In the copy, keep every record exact and leave out all images.
▬▬▬
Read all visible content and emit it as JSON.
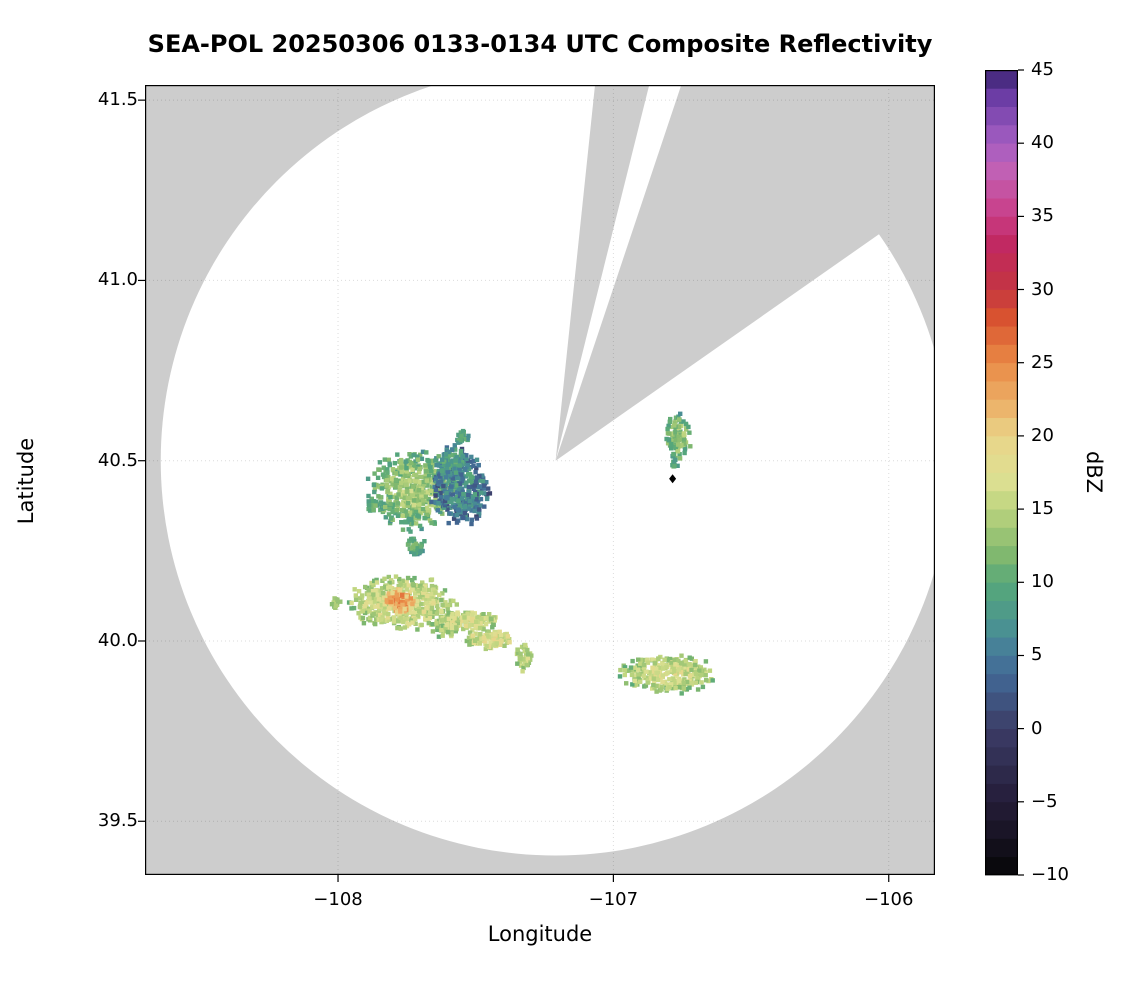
{
  "chart_data": {
    "type": "heatmap",
    "title": "SEA-POL 20250306 0133-0134 UTC Composite Reflectivity",
    "xlabel": "Longitude",
    "ylabel": "Latitude",
    "axes": {
      "lon_range": [
        -108.701,
        -105.832
      ],
      "lat_range": [
        39.351,
        41.542
      ],
      "x_ticks": [
        -108,
        -107,
        -106
      ],
      "x_tick_labels": [
        "−108",
        "−107",
        "−106"
      ],
      "y_ticks": [
        41.5,
        41.0,
        40.5,
        40.0,
        39.5
      ],
      "y_tick_labels": [
        "41.5",
        "41.0",
        "40.5",
        "40.0",
        "39.5"
      ],
      "grid": true
    },
    "colorbar": {
      "label": "dBZ",
      "range": [
        -10,
        45
      ],
      "step": 1.25,
      "ticks": [
        45,
        40,
        35,
        30,
        25,
        20,
        15,
        10,
        5,
        0,
        -5,
        -10
      ],
      "tick_labels": [
        "45",
        "40",
        "35",
        "30",
        "25",
        "20",
        "15",
        "10",
        "5",
        "0",
        "−5",
        "−10"
      ]
    },
    "colors": {
      "no_coverage": "#cdcdcd",
      "coverage": "#ffffff",
      "frame": "#000000"
    },
    "colormap_stops": [
      [
        -10,
        "#060606"
      ],
      [
        -7,
        "#191526"
      ],
      [
        -5,
        "#241c38"
      ],
      [
        -2,
        "#323055"
      ],
      [
        0,
        "#3c3c66"
      ],
      [
        3,
        "#41608e"
      ],
      [
        5,
        "#45799b"
      ],
      [
        7,
        "#4a9391"
      ],
      [
        10,
        "#57a879"
      ],
      [
        12,
        "#83b96e"
      ],
      [
        15,
        "#bcd47e"
      ],
      [
        17,
        "#dde092"
      ],
      [
        20,
        "#e9d489"
      ],
      [
        22,
        "#ecb36a"
      ],
      [
        25,
        "#e98a46"
      ],
      [
        28,
        "#d9542f"
      ],
      [
        30,
        "#c43640"
      ],
      [
        33,
        "#c02860"
      ],
      [
        35,
        "#c93d85"
      ],
      [
        38,
        "#c360b3"
      ],
      [
        40,
        "#a55ec3"
      ],
      [
        43,
        "#6f3fa8"
      ],
      [
        45,
        "#3a2372"
      ]
    ],
    "radar_coverage": {
      "center_lon": -107.21,
      "center_lat": 40.5,
      "radius_deg_lat": 1.095,
      "blocked_azimuths_deg": [
        [
          6,
          14
        ],
        [
          18.5,
          55
        ]
      ]
    },
    "site_marker": {
      "lon": -106.785,
      "lat": 40.45,
      "shape": "diamond",
      "color": "#000000"
    },
    "echo_regions": [
      {
        "name": "nw-cluster-west-green",
        "lon": -107.725,
        "lat": 40.415,
        "rx_deg_lon": 0.155,
        "ry_deg_lat": 0.1,
        "rot_deg": -5,
        "dbz_base": 10,
        "dbz_peak": 4,
        "dbz_noise": 3,
        "cells": 520
      },
      {
        "name": "nw-cluster-east-blue",
        "lon": -107.555,
        "lat": 40.425,
        "rx_deg_lon": 0.105,
        "ry_deg_lat": 0.095,
        "rot_deg": 0,
        "dbz_base": 4,
        "dbz_peak": 3,
        "dbz_noise": 4,
        "cells": 340
      },
      {
        "name": "nw-knob",
        "lon": -107.585,
        "lat": 40.5,
        "rx_deg_lon": 0.05,
        "ry_deg_lat": 0.045,
        "rot_deg": 0,
        "dbz_base": 6,
        "dbz_peak": 3,
        "dbz_noise": 3,
        "cells": 95
      },
      {
        "name": "nw-dot-north",
        "lon": -107.55,
        "lat": 40.565,
        "rx_deg_lon": 0.022,
        "ry_deg_lat": 0.02,
        "rot_deg": 0,
        "dbz_base": 8,
        "dbz_peak": 2,
        "dbz_noise": 2,
        "cells": 24
      },
      {
        "name": "nw-dot-south",
        "lon": -107.72,
        "lat": 40.265,
        "rx_deg_lon": 0.035,
        "ry_deg_lat": 0.026,
        "rot_deg": 0,
        "dbz_base": 8,
        "dbz_peak": 3,
        "dbz_noise": 2,
        "cells": 40
      },
      {
        "name": "west-dot",
        "lon": -107.875,
        "lat": 40.375,
        "rx_deg_lon": 0.018,
        "ry_deg_lat": 0.018,
        "rot_deg": 0,
        "dbz_base": 10,
        "dbz_peak": 2,
        "dbz_noise": 2,
        "cells": 18
      },
      {
        "name": "sw-band",
        "lon": -107.765,
        "lat": 40.105,
        "rx_deg_lon": 0.175,
        "ry_deg_lat": 0.068,
        "rot_deg": 8,
        "dbz_base": 14,
        "dbz_peak": 3,
        "dbz_noise": 3,
        "cells": 440
      },
      {
        "name": "sw-band-orange-core",
        "lon": -107.775,
        "lat": 40.11,
        "rx_deg_lon": 0.055,
        "ry_deg_lat": 0.03,
        "rot_deg": 8,
        "dbz_base": 20,
        "dbz_peak": 5,
        "dbz_noise": 3,
        "cells": 95
      },
      {
        "name": "sw-band-tail",
        "lon": -107.6,
        "lat": 40.04,
        "rx_deg_lon": 0.06,
        "ry_deg_lat": 0.03,
        "rot_deg": 35,
        "dbz_base": 13,
        "dbz_peak": 2,
        "dbz_noise": 3,
        "cells": 70
      },
      {
        "name": "sw-dot-west",
        "lon": -108.005,
        "lat": 40.105,
        "rx_deg_lon": 0.016,
        "ry_deg_lat": 0.016,
        "rot_deg": 0,
        "dbz_base": 12,
        "dbz_peak": 2,
        "dbz_noise": 2,
        "cells": 14
      },
      {
        "name": "diag-streak-north",
        "lon": -107.52,
        "lat": 40.055,
        "rx_deg_lon": 0.105,
        "ry_deg_lat": 0.028,
        "rot_deg": -48,
        "dbz_base": 14,
        "dbz_peak": 3,
        "dbz_noise": 3,
        "cells": 135
      },
      {
        "name": "diag-streak-south",
        "lon": -107.445,
        "lat": 40.005,
        "rx_deg_lon": 0.085,
        "ry_deg_lat": 0.024,
        "rot_deg": -48,
        "dbz_base": 15,
        "dbz_peak": 3,
        "dbz_noise": 3,
        "cells": 105
      },
      {
        "name": "small-cell-south",
        "lon": -107.325,
        "lat": 39.955,
        "rx_deg_lon": 0.03,
        "ry_deg_lat": 0.038,
        "rot_deg": 0,
        "dbz_base": 14,
        "dbz_peak": 2,
        "dbz_noise": 3,
        "cells": 48
      },
      {
        "name": "se-band",
        "lon": -106.8,
        "lat": 39.91,
        "rx_deg_lon": 0.16,
        "ry_deg_lat": 0.05,
        "rot_deg": -12,
        "dbz_base": 13,
        "dbz_peak": 4,
        "dbz_noise": 3,
        "cells": 300
      },
      {
        "name": "ne-cell",
        "lon": -106.765,
        "lat": 40.565,
        "rx_deg_lon": 0.042,
        "ry_deg_lat": 0.062,
        "rot_deg": -15,
        "dbz_base": 10,
        "dbz_peak": 4,
        "dbz_noise": 3,
        "cells": 95
      },
      {
        "name": "ne-dot",
        "lon": -106.775,
        "lat": 40.49,
        "rx_deg_lon": 0.013,
        "ry_deg_lat": 0.013,
        "rot_deg": 0,
        "dbz_base": 9,
        "dbz_peak": 1,
        "dbz_noise": 2,
        "cells": 8
      }
    ]
  }
}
▬▬▬
### Correct answer
Read all visible content and emit it as JSON.
{
  "chart_data": {
    "type": "heatmap",
    "title": "SEA-POL 20250306 0133-0134 UTC Composite Reflectivity",
    "xlabel": "Longitude",
    "ylabel": "Latitude",
    "axes": {
      "lon_range": [
        -108.701,
        -105.832
      ],
      "lat_range": [
        39.351,
        41.542
      ],
      "x_ticks": [
        -108,
        -107,
        -106
      ],
      "x_tick_labels": [
        "−108",
        "−107",
        "−106"
      ],
      "y_ticks": [
        41.5,
        41.0,
        40.5,
        40.0,
        39.5
      ],
      "y_tick_labels": [
        "41.5",
        "41.0",
        "40.5",
        "40.0",
        "39.5"
      ],
      "grid": true
    },
    "colorbar": {
      "label": "dBZ",
      "range": [
        -10,
        45
      ],
      "step": 1.25,
      "ticks": [
        45,
        40,
        35,
        30,
        25,
        20,
        15,
        10,
        5,
        0,
        -5,
        -10
      ],
      "tick_labels": [
        "45",
        "40",
        "35",
        "30",
        "25",
        "20",
        "15",
        "10",
        "5",
        "0",
        "−5",
        "−10"
      ]
    },
    "colors": {
      "no_coverage": "#cdcdcd",
      "coverage": "#ffffff",
      "frame": "#000000"
    },
    "colormap_stops": [
      [
        -10,
        "#060606"
      ],
      [
        -7,
        "#191526"
      ],
      [
        -5,
        "#241c38"
      ],
      [
        -2,
        "#323055"
      ],
      [
        0,
        "#3c3c66"
      ],
      [
        3,
        "#41608e"
      ],
      [
        5,
        "#45799b"
      ],
      [
        7,
        "#4a9391"
      ],
      [
        10,
        "#57a879"
      ],
      [
        12,
        "#83b96e"
      ],
      [
        15,
        "#bcd47e"
      ],
      [
        17,
        "#dde092"
      ],
      [
        20,
        "#e9d489"
      ],
      [
        22,
        "#ecb36a"
      ],
      [
        25,
        "#e98a46"
      ],
      [
        28,
        "#d9542f"
      ],
      [
        30,
        "#c43640"
      ],
      [
        33,
        "#c02860"
      ],
      [
        35,
        "#c93d85"
      ],
      [
        38,
        "#c360b3"
      ],
      [
        40,
        "#a55ec3"
      ],
      [
        43,
        "#6f3fa8"
      ],
      [
        45,
        "#3a2372"
      ]
    ],
    "radar_coverage": {
      "center_lon": -107.21,
      "center_lat": 40.5,
      "radius_deg_lat": 1.095,
      "blocked_azimuths_deg": [
        [
          6,
          14
        ],
        [
          18.5,
          55
        ]
      ]
    },
    "site_marker": {
      "lon": -106.785,
      "lat": 40.45,
      "shape": "diamond",
      "color": "#000000"
    },
    "echo_regions": [
      {
        "name": "nw-cluster-west-green",
        "lon": -107.725,
        "lat": 40.415,
        "rx_deg_lon": 0.155,
        "ry_deg_lat": 0.1,
        "rot_deg": -5,
        "dbz_base": 10,
        "dbz_peak": 4,
        "dbz_noise": 3,
        "cells": 520
      },
      {
        "name": "nw-cluster-east-blue",
        "lon": -107.555,
        "lat": 40.425,
        "rx_deg_lon": 0.105,
        "ry_deg_lat": 0.095,
        "rot_deg": 0,
        "dbz_base": 4,
        "dbz_peak": 3,
        "dbz_noise": 4,
        "cells": 340
      },
      {
        "name": "nw-knob",
        "lon": -107.585,
        "lat": 40.5,
        "rx_deg_lon": 0.05,
        "ry_deg_lat": 0.045,
        "rot_deg": 0,
        "dbz_base": 6,
        "dbz_peak": 3,
        "dbz_noise": 3,
        "cells": 95
      },
      {
        "name": "nw-dot-north",
        "lon": -107.55,
        "lat": 40.565,
        "rx_deg_lon": 0.022,
        "ry_deg_lat": 0.02,
        "rot_deg": 0,
        "dbz_base": 8,
        "dbz_peak": 2,
        "dbz_noise": 2,
        "cells": 24
      },
      {
        "name": "nw-dot-south",
        "lon": -107.72,
        "lat": 40.265,
        "rx_deg_lon": 0.035,
        "ry_deg_lat": 0.026,
        "rot_deg": 0,
        "dbz_base": 8,
        "dbz_peak": 3,
        "dbz_noise": 2,
        "cells": 40
      },
      {
        "name": "west-dot",
        "lon": -107.875,
        "lat": 40.375,
        "rx_deg_lon": 0.018,
        "ry_deg_lat": 0.018,
        "rot_deg": 0,
        "dbz_base": 10,
        "dbz_peak": 2,
        "dbz_noise": 2,
        "cells": 18
      },
      {
        "name": "sw-band",
        "lon": -107.765,
        "lat": 40.105,
        "rx_deg_lon": 0.175,
        "ry_deg_lat": 0.068,
        "rot_deg": 8,
        "dbz_base": 14,
        "dbz_peak": 3,
        "dbz_noise": 3,
        "cells": 440
      },
      {
        "name": "sw-band-orange-core",
        "lon": -107.775,
        "lat": 40.11,
        "rx_deg_lon": 0.055,
        "ry_deg_lat": 0.03,
        "rot_deg": 8,
        "dbz_base": 20,
        "dbz_peak": 5,
        "dbz_noise": 3,
        "cells": 95
      },
      {
        "name": "sw-band-tail",
        "lon": -107.6,
        "lat": 40.04,
        "rx_deg_lon": 0.06,
        "ry_deg_lat": 0.03,
        "rot_deg": 35,
        "dbz_base": 13,
        "dbz_peak": 2,
        "dbz_noise": 3,
        "cells": 70
      },
      {
        "name": "sw-dot-west",
        "lon": -108.005,
        "lat": 40.105,
        "rx_deg_lon": 0.016,
        "ry_deg_lat": 0.016,
        "rot_deg": 0,
        "dbz_base": 12,
        "dbz_peak": 2,
        "dbz_noise": 2,
        "cells": 14
      },
      {
        "name": "diag-streak-north",
        "lon": -107.52,
        "lat": 40.055,
        "rx_deg_lon": 0.105,
        "ry_deg_lat": 0.028,
        "rot_deg": -48,
        "dbz_base": 14,
        "dbz_peak": 3,
        "dbz_noise": 3,
        "cells": 135
      },
      {
        "name": "diag-streak-south",
        "lon": -107.445,
        "lat": 40.005,
        "rx_deg_lon": 0.085,
        "ry_deg_lat": 0.024,
        "rot_deg": -48,
        "dbz_base": 15,
        "dbz_peak": 3,
        "dbz_noise": 3,
        "cells": 105
      },
      {
        "name": "small-cell-south",
        "lon": -107.325,
        "lat": 39.955,
        "rx_deg_lon": 0.03,
        "ry_deg_lat": 0.038,
        "rot_deg": 0,
        "dbz_base": 14,
        "dbz_peak": 2,
        "dbz_noise": 3,
        "cells": 48
      },
      {
        "name": "se-band",
        "lon": -106.8,
        "lat": 39.91,
        "rx_deg_lon": 0.16,
        "ry_deg_lat": 0.05,
        "rot_deg": -12,
        "dbz_base": 13,
        "dbz_peak": 4,
        "dbz_noise": 3,
        "cells": 300
      },
      {
        "name": "ne-cell",
        "lon": -106.765,
        "lat": 40.565,
        "rx_deg_lon": 0.042,
        "ry_deg_lat": 0.062,
        "rot_deg": -15,
        "dbz_base": 10,
        "dbz_peak": 4,
        "dbz_noise": 3,
        "cells": 95
      },
      {
        "name": "ne-dot",
        "lon": -106.775,
        "lat": 40.49,
        "rx_deg_lon": 0.013,
        "ry_deg_lat": 0.013,
        "rot_deg": 0,
        "dbz_base": 9,
        "dbz_peak": 1,
        "dbz_noise": 2,
        "cells": 8
      }
    ]
  }
}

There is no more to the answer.